### Instruction
Locate the lines where "Control" occurs and copy them as they stand.

(Stored items from a collection)
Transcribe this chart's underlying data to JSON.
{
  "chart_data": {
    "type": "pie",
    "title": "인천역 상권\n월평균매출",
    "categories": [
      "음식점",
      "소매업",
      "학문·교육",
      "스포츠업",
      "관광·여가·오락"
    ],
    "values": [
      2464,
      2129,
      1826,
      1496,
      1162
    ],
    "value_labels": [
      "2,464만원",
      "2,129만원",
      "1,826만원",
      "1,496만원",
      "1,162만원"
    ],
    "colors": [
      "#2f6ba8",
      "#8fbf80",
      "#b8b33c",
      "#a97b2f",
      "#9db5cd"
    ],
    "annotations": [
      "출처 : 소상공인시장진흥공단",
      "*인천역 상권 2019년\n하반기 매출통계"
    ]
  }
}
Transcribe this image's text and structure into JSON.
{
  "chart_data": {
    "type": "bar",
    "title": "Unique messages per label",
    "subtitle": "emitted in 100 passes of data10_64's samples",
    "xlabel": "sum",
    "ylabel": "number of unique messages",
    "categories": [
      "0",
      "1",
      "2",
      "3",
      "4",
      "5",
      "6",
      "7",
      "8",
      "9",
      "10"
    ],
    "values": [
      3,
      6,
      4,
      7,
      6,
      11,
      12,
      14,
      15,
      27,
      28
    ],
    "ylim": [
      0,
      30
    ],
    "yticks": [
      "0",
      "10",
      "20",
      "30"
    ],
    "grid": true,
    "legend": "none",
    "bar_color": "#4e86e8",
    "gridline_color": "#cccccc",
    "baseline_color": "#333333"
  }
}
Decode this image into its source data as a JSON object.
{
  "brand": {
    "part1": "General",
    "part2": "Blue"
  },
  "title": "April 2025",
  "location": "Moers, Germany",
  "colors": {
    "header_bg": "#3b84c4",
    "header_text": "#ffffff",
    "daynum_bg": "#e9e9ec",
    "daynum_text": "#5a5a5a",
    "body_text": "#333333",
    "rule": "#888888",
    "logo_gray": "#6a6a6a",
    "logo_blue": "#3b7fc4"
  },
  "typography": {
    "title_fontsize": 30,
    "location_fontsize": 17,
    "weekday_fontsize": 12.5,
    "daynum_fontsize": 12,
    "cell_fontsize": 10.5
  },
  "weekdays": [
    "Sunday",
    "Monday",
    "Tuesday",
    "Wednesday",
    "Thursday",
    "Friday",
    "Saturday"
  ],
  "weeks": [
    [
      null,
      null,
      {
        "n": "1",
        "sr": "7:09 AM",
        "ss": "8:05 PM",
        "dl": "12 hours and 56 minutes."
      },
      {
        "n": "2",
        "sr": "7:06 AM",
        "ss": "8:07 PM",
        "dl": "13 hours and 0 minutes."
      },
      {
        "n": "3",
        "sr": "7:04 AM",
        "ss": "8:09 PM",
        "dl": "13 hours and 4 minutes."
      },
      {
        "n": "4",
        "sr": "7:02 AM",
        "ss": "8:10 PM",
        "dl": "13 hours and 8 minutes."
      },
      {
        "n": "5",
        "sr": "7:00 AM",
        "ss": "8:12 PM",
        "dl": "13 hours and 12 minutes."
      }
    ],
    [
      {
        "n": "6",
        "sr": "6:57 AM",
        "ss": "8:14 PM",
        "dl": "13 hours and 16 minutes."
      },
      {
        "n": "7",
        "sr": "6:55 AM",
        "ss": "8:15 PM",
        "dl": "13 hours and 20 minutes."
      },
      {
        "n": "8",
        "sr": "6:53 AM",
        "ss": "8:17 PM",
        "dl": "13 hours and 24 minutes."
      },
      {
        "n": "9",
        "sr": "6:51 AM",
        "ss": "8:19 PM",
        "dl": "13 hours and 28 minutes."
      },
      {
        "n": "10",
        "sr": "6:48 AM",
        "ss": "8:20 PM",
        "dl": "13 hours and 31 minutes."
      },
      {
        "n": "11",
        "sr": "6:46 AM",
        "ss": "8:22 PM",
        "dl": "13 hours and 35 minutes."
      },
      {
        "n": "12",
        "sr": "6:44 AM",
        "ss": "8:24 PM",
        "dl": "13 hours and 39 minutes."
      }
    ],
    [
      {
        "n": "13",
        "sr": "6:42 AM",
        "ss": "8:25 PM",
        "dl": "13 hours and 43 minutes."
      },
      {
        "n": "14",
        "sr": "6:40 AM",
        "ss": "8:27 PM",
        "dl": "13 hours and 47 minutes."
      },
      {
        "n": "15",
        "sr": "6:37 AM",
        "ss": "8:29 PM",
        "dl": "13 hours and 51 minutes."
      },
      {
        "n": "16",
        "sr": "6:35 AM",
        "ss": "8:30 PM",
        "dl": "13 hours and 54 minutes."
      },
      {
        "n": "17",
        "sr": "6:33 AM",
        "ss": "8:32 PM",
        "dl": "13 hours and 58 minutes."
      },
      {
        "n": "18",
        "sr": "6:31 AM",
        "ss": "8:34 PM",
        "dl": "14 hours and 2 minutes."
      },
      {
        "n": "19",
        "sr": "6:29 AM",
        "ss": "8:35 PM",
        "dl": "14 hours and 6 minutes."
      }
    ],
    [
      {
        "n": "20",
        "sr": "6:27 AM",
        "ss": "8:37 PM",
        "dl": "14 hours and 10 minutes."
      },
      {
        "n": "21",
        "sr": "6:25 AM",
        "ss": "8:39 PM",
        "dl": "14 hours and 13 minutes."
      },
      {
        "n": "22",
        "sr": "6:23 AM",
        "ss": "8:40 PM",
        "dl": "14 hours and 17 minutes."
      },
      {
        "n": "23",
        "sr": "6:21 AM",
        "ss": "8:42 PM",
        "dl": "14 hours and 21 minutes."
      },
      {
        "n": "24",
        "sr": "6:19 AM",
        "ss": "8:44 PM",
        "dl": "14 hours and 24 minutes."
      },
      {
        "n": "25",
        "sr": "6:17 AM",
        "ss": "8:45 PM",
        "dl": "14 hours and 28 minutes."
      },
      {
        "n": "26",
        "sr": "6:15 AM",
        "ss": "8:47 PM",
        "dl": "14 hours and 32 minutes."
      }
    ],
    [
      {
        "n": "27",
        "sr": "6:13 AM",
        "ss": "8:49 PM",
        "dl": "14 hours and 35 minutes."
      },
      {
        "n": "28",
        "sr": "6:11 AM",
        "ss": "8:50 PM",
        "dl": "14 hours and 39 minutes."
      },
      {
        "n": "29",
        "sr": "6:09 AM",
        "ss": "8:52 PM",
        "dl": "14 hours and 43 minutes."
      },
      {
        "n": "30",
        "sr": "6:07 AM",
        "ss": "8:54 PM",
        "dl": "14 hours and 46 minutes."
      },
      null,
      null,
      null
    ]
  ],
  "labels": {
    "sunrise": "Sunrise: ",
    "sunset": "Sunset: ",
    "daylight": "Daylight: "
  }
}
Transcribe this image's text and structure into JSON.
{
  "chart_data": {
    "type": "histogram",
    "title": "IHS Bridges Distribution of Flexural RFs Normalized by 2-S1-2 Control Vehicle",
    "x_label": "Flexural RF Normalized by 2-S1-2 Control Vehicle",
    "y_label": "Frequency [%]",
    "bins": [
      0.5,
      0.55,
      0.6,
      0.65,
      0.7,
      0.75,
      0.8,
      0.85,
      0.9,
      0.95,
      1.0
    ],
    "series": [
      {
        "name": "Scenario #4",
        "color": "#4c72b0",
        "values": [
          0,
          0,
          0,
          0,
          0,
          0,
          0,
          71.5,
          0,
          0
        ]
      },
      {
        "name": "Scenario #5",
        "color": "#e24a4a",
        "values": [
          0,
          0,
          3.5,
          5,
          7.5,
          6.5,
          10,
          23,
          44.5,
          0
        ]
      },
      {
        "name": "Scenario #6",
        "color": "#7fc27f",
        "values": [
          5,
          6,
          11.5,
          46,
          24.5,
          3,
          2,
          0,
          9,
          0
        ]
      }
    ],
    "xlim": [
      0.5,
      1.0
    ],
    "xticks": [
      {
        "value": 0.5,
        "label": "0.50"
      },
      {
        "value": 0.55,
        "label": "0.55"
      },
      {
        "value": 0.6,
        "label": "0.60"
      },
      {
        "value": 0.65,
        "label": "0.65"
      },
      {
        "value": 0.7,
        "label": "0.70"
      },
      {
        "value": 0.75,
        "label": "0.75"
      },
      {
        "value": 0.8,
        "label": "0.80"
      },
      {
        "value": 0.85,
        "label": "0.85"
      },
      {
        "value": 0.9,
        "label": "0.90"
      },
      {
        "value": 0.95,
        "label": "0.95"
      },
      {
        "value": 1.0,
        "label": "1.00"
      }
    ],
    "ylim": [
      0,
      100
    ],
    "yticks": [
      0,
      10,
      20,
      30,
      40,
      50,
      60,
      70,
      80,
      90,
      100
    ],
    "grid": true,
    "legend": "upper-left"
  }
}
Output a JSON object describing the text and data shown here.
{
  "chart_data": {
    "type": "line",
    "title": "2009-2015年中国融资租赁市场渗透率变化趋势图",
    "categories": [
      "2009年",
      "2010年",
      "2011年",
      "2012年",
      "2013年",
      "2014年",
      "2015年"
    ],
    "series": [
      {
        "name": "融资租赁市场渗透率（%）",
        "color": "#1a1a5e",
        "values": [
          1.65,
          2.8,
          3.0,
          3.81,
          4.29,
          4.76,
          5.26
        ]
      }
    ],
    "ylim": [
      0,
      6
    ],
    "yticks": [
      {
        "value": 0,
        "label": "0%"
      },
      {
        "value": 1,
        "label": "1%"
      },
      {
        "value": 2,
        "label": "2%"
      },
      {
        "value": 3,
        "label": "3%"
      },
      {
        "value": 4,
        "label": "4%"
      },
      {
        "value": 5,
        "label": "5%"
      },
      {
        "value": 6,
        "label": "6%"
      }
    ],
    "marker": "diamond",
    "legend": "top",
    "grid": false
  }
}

### Task solution
    "title": "IHS Bridges Distribution of Flexural RFs Normalized by 2-S1-2 Control Vehicle",
    "x_label": "Flexural RF Normalized by 2-S1-2 Control Vehicle",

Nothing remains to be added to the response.